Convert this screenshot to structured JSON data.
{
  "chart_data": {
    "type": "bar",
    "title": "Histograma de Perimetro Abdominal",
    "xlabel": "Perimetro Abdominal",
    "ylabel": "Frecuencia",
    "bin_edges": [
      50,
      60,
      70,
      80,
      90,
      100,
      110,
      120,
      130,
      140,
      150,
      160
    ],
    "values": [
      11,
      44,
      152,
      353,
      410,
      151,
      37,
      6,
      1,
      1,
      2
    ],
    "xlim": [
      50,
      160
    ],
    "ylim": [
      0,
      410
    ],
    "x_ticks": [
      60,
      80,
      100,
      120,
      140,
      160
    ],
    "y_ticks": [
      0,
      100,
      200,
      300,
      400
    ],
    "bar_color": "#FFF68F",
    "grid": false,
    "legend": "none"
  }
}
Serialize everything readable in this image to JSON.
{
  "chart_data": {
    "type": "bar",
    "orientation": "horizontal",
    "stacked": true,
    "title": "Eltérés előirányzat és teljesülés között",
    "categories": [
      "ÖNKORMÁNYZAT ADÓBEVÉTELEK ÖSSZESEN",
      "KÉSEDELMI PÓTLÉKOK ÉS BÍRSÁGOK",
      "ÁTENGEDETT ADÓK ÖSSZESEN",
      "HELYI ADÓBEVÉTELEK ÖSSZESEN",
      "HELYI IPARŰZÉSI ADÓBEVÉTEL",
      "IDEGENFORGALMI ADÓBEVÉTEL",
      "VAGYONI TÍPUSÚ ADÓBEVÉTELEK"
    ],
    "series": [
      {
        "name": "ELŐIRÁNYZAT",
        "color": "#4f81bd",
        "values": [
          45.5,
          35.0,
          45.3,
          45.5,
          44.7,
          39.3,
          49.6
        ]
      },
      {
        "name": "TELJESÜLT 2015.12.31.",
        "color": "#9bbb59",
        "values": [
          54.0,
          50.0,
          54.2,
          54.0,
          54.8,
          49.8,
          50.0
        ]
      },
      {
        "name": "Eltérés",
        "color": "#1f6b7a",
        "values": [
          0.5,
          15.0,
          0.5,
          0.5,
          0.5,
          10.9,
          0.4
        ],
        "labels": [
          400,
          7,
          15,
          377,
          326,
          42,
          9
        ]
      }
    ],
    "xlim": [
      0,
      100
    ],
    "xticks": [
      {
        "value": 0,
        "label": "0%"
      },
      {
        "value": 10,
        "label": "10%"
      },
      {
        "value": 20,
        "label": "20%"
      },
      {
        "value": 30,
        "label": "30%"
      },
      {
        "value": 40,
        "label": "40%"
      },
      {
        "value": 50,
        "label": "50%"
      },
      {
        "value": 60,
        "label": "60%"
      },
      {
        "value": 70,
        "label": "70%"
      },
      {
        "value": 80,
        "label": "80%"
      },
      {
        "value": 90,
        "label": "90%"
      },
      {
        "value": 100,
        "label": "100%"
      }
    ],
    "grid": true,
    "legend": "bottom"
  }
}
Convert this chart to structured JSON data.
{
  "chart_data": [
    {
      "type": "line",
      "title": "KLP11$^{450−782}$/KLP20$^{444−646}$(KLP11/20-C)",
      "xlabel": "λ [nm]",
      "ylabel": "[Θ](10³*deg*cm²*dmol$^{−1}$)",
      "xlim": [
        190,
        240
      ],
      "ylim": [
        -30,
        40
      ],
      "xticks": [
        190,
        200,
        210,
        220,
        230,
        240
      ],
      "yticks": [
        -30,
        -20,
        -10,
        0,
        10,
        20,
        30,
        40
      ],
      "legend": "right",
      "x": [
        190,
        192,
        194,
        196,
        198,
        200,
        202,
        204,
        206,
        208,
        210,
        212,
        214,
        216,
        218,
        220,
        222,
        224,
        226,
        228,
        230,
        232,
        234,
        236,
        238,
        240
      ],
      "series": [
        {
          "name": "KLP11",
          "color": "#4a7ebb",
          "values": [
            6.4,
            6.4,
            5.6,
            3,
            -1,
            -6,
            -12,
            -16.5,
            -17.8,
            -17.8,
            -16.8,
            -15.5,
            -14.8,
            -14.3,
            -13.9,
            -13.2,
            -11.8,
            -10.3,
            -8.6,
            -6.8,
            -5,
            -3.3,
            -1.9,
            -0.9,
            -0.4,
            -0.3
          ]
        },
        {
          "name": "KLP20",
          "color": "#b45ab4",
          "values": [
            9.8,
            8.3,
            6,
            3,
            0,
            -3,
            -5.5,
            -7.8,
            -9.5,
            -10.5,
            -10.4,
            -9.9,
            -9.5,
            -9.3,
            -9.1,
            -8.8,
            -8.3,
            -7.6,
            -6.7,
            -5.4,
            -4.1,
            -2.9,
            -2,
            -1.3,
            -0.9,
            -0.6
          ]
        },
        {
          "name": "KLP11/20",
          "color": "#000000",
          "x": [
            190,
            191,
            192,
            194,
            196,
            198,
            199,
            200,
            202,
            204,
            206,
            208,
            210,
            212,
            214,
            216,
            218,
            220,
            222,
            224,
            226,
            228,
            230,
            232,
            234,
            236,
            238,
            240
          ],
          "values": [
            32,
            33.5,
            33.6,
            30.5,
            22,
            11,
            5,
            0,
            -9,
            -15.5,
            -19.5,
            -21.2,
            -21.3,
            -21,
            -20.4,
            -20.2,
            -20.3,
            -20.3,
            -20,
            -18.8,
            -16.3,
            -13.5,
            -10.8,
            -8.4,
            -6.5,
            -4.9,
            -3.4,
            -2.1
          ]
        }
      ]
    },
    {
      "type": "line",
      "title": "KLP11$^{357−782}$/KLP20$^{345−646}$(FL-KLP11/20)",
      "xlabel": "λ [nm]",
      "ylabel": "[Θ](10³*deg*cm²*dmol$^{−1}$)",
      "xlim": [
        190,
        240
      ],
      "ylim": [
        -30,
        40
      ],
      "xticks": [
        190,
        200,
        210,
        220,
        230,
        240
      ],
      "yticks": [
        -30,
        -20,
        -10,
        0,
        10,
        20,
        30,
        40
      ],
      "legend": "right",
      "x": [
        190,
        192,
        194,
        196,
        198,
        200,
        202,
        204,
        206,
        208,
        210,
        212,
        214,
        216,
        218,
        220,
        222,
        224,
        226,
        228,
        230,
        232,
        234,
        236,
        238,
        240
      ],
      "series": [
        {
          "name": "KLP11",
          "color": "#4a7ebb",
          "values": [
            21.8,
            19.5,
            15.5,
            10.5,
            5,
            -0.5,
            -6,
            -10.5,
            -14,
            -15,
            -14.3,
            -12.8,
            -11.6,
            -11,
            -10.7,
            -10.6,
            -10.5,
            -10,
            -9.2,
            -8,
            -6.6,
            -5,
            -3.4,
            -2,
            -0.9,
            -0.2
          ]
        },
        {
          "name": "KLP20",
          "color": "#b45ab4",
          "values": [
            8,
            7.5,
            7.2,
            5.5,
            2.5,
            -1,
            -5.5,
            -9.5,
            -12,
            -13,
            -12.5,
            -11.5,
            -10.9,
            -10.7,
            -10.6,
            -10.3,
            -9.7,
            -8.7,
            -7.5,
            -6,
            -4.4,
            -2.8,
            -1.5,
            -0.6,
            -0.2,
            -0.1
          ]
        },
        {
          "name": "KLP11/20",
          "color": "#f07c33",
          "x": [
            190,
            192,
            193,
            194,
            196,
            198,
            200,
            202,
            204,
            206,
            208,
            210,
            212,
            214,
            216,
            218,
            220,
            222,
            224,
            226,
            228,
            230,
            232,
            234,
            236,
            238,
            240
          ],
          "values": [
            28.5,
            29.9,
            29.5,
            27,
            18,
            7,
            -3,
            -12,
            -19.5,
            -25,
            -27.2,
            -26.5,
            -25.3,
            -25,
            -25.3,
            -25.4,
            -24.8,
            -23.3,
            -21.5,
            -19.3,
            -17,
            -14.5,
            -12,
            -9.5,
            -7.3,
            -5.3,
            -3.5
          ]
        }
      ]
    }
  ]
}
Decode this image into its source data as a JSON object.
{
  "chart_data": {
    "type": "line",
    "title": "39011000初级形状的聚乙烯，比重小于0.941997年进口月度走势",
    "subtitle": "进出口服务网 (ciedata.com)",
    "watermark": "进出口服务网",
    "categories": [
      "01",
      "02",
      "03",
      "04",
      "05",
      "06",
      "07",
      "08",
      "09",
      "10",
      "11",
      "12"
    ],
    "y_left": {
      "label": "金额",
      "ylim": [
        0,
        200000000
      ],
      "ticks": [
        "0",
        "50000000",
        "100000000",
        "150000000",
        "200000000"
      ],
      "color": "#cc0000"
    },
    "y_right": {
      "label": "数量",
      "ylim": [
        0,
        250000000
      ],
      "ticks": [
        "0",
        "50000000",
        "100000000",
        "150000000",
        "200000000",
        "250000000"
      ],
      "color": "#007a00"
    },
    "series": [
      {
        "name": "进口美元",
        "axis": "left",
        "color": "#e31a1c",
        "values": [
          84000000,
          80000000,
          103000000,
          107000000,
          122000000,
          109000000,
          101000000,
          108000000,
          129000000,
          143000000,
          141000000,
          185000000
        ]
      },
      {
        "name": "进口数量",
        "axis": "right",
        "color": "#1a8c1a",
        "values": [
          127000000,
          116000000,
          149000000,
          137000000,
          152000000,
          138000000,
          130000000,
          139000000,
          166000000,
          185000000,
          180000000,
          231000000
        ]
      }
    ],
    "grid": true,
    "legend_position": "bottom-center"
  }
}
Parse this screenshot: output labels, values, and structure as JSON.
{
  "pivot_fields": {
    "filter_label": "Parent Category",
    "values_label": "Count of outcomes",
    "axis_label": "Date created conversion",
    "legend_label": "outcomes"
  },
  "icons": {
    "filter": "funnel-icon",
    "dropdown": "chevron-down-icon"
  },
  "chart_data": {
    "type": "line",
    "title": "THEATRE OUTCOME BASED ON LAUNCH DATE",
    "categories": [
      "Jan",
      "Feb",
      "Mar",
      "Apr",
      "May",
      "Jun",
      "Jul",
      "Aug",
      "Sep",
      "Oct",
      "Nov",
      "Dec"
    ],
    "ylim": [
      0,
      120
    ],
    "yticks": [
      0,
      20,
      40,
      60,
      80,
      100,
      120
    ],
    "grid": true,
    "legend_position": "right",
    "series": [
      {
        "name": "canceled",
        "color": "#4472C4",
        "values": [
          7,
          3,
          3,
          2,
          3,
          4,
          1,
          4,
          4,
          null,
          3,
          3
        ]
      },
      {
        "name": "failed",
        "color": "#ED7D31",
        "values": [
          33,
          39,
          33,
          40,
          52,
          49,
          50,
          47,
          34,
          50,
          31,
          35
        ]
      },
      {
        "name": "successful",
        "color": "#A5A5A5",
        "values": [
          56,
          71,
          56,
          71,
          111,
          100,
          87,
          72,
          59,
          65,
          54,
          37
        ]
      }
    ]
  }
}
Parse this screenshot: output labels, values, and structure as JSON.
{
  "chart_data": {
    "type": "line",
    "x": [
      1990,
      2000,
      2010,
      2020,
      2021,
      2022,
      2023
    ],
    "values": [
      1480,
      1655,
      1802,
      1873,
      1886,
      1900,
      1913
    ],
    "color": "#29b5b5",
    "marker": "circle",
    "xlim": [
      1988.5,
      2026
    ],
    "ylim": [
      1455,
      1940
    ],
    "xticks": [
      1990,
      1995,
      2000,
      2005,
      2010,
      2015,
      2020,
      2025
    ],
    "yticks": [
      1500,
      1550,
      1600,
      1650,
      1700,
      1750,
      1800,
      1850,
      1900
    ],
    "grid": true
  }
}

> Short problem: Pick out and copy every line that contains the word "ADÓBEVÉTELEK".

> Right answer:
      "ÖNKORMÁNYZAT ADÓBEVÉTELEK ÖSSZESEN",
      "HELYI ADÓBEVÉTELEK ÖSSZESEN",
      "VAGYONI TÍPUSÚ ADÓBEVÉTELEK"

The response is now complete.